Every record should be repeated exactly, except that pictures are left out.
[start of DATASET EXTRACT]
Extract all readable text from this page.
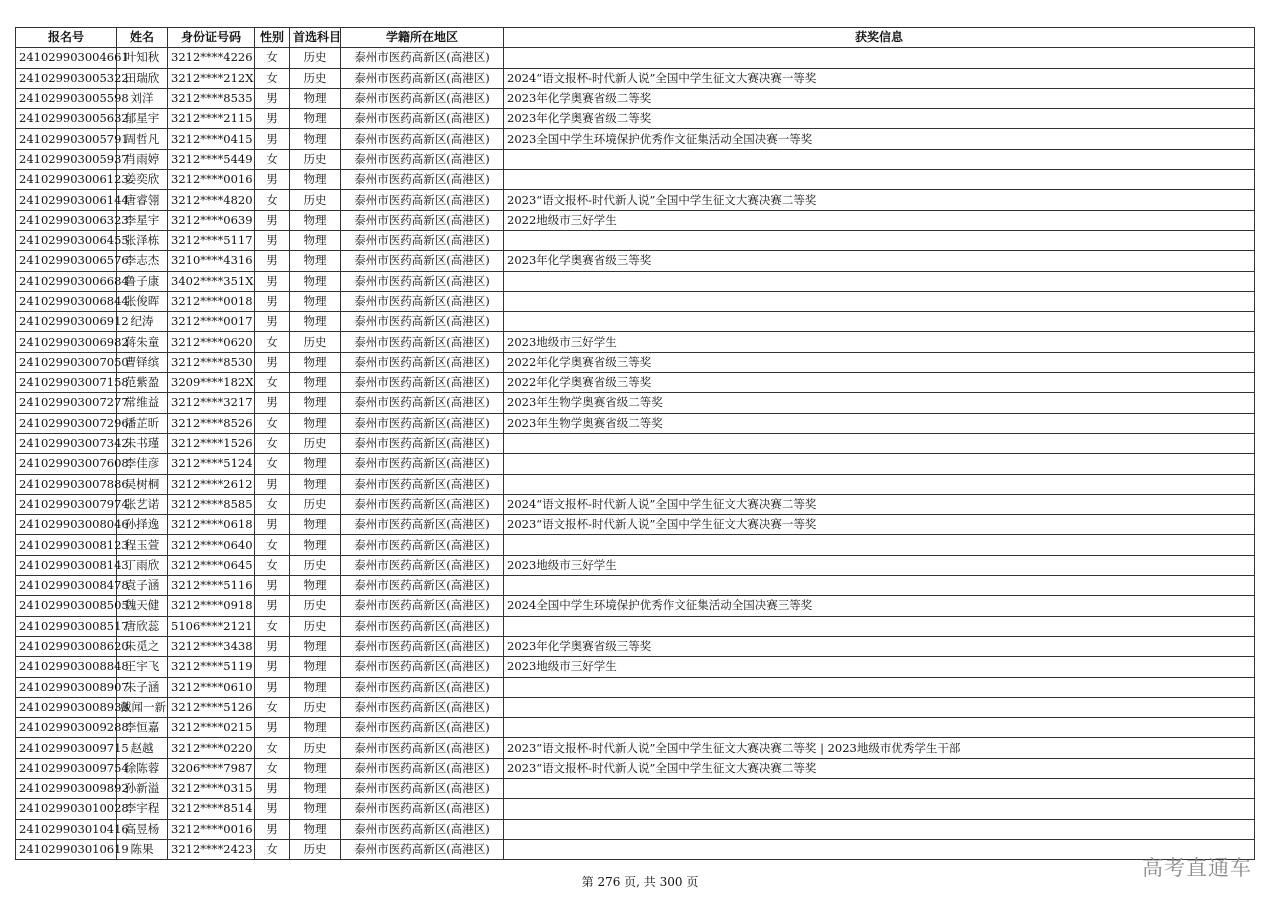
报名号	姓名	身份证号码	性别	首选科目	学籍所在地区	获奖信息
241029903004661	叶知秋	3212****4226	女	历史	泰州市医药高新区(高港区)	
241029903005322	田瑞欣	3212****212X	女	历史	泰州市医药高新区(高港区)	2024“语文报杯-时代新人说”全国中学生征文大赛决赛一等奖
241029903005598	刘洋	3212****8535	男	物理	泰州市医药高新区(高港区)	2023年化学奥赛省级二等奖
241029903005632	郁星宇	3212****2115	男	物理	泰州市医药高新区(高港区)	2023年化学奥赛省级二等奖
241029903005791	周哲凡	3212****0415	男	物理	泰州市医药高新区(高港区)	2023全国中学生环境保护优秀作文征集活动全国决赛一等奖
241029903005937	肖雨婷	3212****5449	女	历史	泰州市医药高新区(高港区)	
241029903006123	姜奕欣	3212****0016	男	物理	泰州市医药高新区(高港区)	
241029903006144	唐睿翎	3212****4820	女	历史	泰州市医药高新区(高港区)	2023“语文报杯-时代新人说”全国中学生征文大赛决赛二等奖
241029903006323	李星宇	3212****0639	男	物理	泰州市医药高新区(高港区)	2022地级市三好学生
241029903006455	张泽栋	3212****5117	男	物理	泰州市医药高新区(高港区)	
241029903006576	李志杰	3210****4316	男	物理	泰州市医药高新区(高港区)	2023年化学奥赛省级三等奖
241029903006684	鲁子康	3402****351X	男	物理	泰州市医药高新区(高港区)	
241029903006844	张俊晖	3212****0018	男	物理	泰州市医药高新区(高港区)	
241029903006912	纪涛	3212****0017	男	物理	泰州市医药高新区(高港区)	
241029903006982	蒋朱童	3212****0620	女	历史	泰州市医药高新区(高港区)	2023地级市三好学生
241029903007050	曹铎缤	3212****8530	男	物理	泰州市医药高新区(高港区)	2022年化学奥赛省级三等奖
241029903007158	范紫盈	3209****182X	女	物理	泰州市医药高新区(高港区)	2022年化学奥赛省级三等奖
241029903007277	常维益	3212****3217	男	物理	泰州市医药高新区(高港区)	2023年生物学奥赛省级二等奖
241029903007296	潘芷昕	3212****8526	女	物理	泰州市医药高新区(高港区)	2023年生物学奥赛省级二等奖
241029903007342	朱书瑾	3212****1526	女	历史	泰州市医药高新区(高港区)	
241029903007608	李佳彦	3212****5124	女	物理	泰州市医药高新区(高港区)	
241029903007886	吴树桐	3212****2612	男	物理	泰州市医药高新区(高港区)	
241029903007974	张艺诺	3212****8585	女	历史	泰州市医药高新区(高港区)	2024“语文报杯-时代新人说”全国中学生征文大赛决赛二等奖
241029903008046	孙择逸	3212****0618	男	物理	泰州市医药高新区(高港区)	2023“语文报杯-时代新人说”全国中学生征文大赛决赛一等奖
241029903008123	程玉萱	3212****0640	女	物理	泰州市医药高新区(高港区)	
241029903008143	丁雨欣	3212****0645	女	历史	泰州市医药高新区(高港区)	2023地级市三好学生
241029903008478	袁子涵	3212****5116	男	物理	泰州市医药高新区(高港区)	
241029903008505	魏天健	3212****0918	男	历史	泰州市医药高新区(高港区)	2024全国中学生环境保护优秀作文征集活动全国决赛三等奖
241029903008517	唐欣蕊	5106****2121	女	历史	泰州市医药高新区(高港区)	
241029903008620	朱觅之	3212****3438	男	物理	泰州市医药高新区(高港区)	2023年化学奥赛省级三等奖
241029903008848	王宇飞	3212****5119	男	物理	泰州市医药高新区(高港区)	2023地级市三好学生
241029903008907	朱子涵	3212****0610	男	物理	泰州市医药高新区(高港区)	
241029903008933	戴闻一新	3212****5126	女	历史	泰州市医药高新区(高港区)	
241029903009288	李恒嘉	3212****0215	男	物理	泰州市医药高新区(高港区)	
241029903009715	赵越	3212****0220	女	历史	泰州市医药高新区(高港区)	2023“语文报杯-时代新人说”全国中学生征文大赛决赛二等奖 | 2023地级市优秀学生干部
241029903009754	徐陈蓉	3206****7987	女	物理	泰州市医药高新区(高港区)	2023“语文报杯-时代新人说”全国中学生征文大赛决赛二等奖
241029903009892	孙新溢	3212****0315	男	物理	泰州市医药高新区(高港区)	
241029903010028	李宇程	3212****8514	男	物理	泰州市医药高新区(高港区)	
241029903010416	高昱杨	3212****0016	男	物理	泰州市医药高新区(高港区)	
241029903010619	陈果	3212****2423	女	历史	泰州市医药高新区(高港区)	
第 276 页, 共 300 页
高考直通车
[end of DATASET EXTRACT]
## FINISHED TASK:
Extract all readable text from this page.
报名号	姓名	身份证号码	性别	首选科目	学籍所在地区	获奖信息
241029903004661	叶知秋	3212****4226	女	历史	泰州市医药高新区(高港区)	
241029903005322	田瑞欣	3212****212X	女	历史	泰州市医药高新区(高港区)	2024“语文报杯-时代新人说”全国中学生征文大赛决赛一等奖
241029903005598	刘洋	3212****8535	男	物理	泰州市医药高新区(高港区)	2023年化学奥赛省级二等奖
241029903005632	郁星宇	3212****2115	男	物理	泰州市医药高新区(高港区)	2023年化学奥赛省级二等奖
241029903005791	周哲凡	3212****0415	男	物理	泰州市医药高新区(高港区)	2023全国中学生环境保护优秀作文征集活动全国决赛一等奖
241029903005937	肖雨婷	3212****5449	女	历史	泰州市医药高新区(高港区)	
241029903006123	姜奕欣	3212****0016	男	物理	泰州市医药高新区(高港区)	
241029903006144	唐睿翎	3212****4820	女	历史	泰州市医药高新区(高港区)	2023“语文报杯-时代新人说”全国中学生征文大赛决赛二等奖
241029903006323	李星宇	3212****0639	男	物理	泰州市医药高新区(高港区)	2022地级市三好学生
241029903006455	张泽栋	3212****5117	男	物理	泰州市医药高新区(高港区)	
241029903006576	李志杰	3210****4316	男	物理	泰州市医药高新区(高港区)	2023年化学奥赛省级三等奖
241029903006684	鲁子康	3402****351X	男	物理	泰州市医药高新区(高港区)	
241029903006844	张俊晖	3212****0018	男	物理	泰州市医药高新区(高港区)	
241029903006912	纪涛	3212****0017	男	物理	泰州市医药高新区(高港区)	
241029903006982	蒋朱童	3212****0620	女	历史	泰州市医药高新区(高港区)	2023地级市三好学生
241029903007050	曹铎缤	3212****8530	男	物理	泰州市医药高新区(高港区)	2022年化学奥赛省级三等奖
241029903007158	范紫盈	3209****182X	女	物理	泰州市医药高新区(高港区)	2022年化学奥赛省级三等奖
241029903007277	常维益	3212****3217	男	物理	泰州市医药高新区(高港区)	2023年生物学奥赛省级二等奖
241029903007296	潘芷昕	3212****8526	女	物理	泰州市医药高新区(高港区)	2023年生物学奥赛省级二等奖
241029903007342	朱书瑾	3212****1526	女	历史	泰州市医药高新区(高港区)	
241029903007608	李佳彦	3212****5124	女	物理	泰州市医药高新区(高港区)	
241029903007886	吴树桐	3212****2612	男	物理	泰州市医药高新区(高港区)	
241029903007974	张艺诺	3212****8585	女	历史	泰州市医药高新区(高港区)	2024“语文报杯-时代新人说”全国中学生征文大赛决赛二等奖
241029903008046	孙择逸	3212****0618	男	物理	泰州市医药高新区(高港区)	2023“语文报杯-时代新人说”全国中学生征文大赛决赛一等奖
241029903008123	程玉萱	3212****0640	女	物理	泰州市医药高新区(高港区)	
241029903008143	丁雨欣	3212****0645	女	历史	泰州市医药高新区(高港区)	2023地级市三好学生
241029903008478	袁子涵	3212****5116	男	物理	泰州市医药高新区(高港区)	
241029903008505	魏天健	3212****0918	男	历史	泰州市医药高新区(高港区)	2024全国中学生环境保护优秀作文征集活动全国决赛三等奖
241029903008517	唐欣蕊	5106****2121	女	历史	泰州市医药高新区(高港区)	
241029903008620	朱觅之	3212****3438	男	物理	泰州市医药高新区(高港区)	2023年化学奥赛省级三等奖
241029903008848	王宇飞	3212****5119	男	物理	泰州市医药高新区(高港区)	2023地级市三好学生
241029903008907	朱子涵	3212****0610	男	物理	泰州市医药高新区(高港区)	
241029903008933	戴闻一新	3212****5126	女	历史	泰州市医药高新区(高港区)	
241029903009288	李恒嘉	3212****0215	男	物理	泰州市医药高新区(高港区)	
241029903009715	赵越	3212****0220	女	历史	泰州市医药高新区(高港区)	2023“语文报杯-时代新人说”全国中学生征文大赛决赛二等奖 | 2023地级市优秀学生干部
241029903009754	徐陈蓉	3206****7987	女	物理	泰州市医药高新区(高港区)	2023“语文报杯-时代新人说”全国中学生征文大赛决赛二等奖
241029903009892	孙新溢	3212****0315	男	物理	泰州市医药高新区(高港区)	
241029903010028	李宇程	3212****8514	男	物理	泰州市医药高新区(高港区)	
241029903010416	高昱杨	3212****0016	男	物理	泰州市医药高新区(高港区)	
241029903010619	陈果	3212****2423	女	历史	泰州市医药高新区(高港区)	
第 276 页, 共 300 页
高考直通车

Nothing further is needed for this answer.